[Start of Supplied material]

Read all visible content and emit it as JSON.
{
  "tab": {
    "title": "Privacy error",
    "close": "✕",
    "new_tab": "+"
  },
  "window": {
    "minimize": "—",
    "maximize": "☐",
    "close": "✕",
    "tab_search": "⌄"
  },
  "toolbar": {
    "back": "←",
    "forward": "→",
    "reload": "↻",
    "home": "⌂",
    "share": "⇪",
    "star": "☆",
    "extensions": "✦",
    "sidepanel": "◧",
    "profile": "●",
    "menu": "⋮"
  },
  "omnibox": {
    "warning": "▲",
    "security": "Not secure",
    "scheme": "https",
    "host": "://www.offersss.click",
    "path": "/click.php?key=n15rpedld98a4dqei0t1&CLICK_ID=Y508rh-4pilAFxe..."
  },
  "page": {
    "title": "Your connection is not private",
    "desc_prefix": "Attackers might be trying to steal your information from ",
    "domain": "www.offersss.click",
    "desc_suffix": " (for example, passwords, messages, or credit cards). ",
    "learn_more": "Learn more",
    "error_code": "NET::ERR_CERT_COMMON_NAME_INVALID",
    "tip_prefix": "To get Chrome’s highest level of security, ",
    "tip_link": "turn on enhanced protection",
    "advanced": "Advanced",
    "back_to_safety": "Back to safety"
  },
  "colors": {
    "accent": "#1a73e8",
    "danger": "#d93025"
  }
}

[End of Supplied material]

Directions
Restate the data above word for word.

Response
Read all visible content and emit it as JSON.
{
  "tab": {
    "title": "Privacy error",
    "close": "✕",
    "new_tab": "+"
  },
  "window": {
    "minimize": "—",
    "maximize": "☐",
    "close": "✕",
    "tab_search": "⌄"
  },
  "toolbar": {
    "back": "←",
    "forward": "→",
    "reload": "↻",
    "home": "⌂",
    "share": "⇪",
    "star": "☆",
    "extensions": "✦",
    "sidepanel": "◧",
    "profile": "●",
    "menu": "⋮"
  },
  "omnibox": {
    "warning": "▲",
    "security": "Not secure",
    "scheme": "https",
    "host": "://www.offersss.click",
    "path": "/click.php?key=n15rpedld98a4dqei0t1&CLICK_ID=Y508rh-4pilAFxe..."
  },
  "page": {
    "title": "Your connection is not private",
    "desc_prefix": "Attackers might be trying to steal your information from ",
    "domain": "www.offersss.click",
    "desc_suffix": " (for example, passwords, messages, or credit cards). ",
    "learn_more": "Learn more",
    "error_code": "NET::ERR_CERT_COMMON_NAME_INVALID",
    "tip_prefix": "To get Chrome’s highest level of security, ",
    "tip_link": "turn on enhanced protection",
    "advanced": "Advanced",
    "back_to_safety": "Back to safety"
  },
  "colors": {
    "accent": "#1a73e8",
    "danger": "#d93025"
  }
}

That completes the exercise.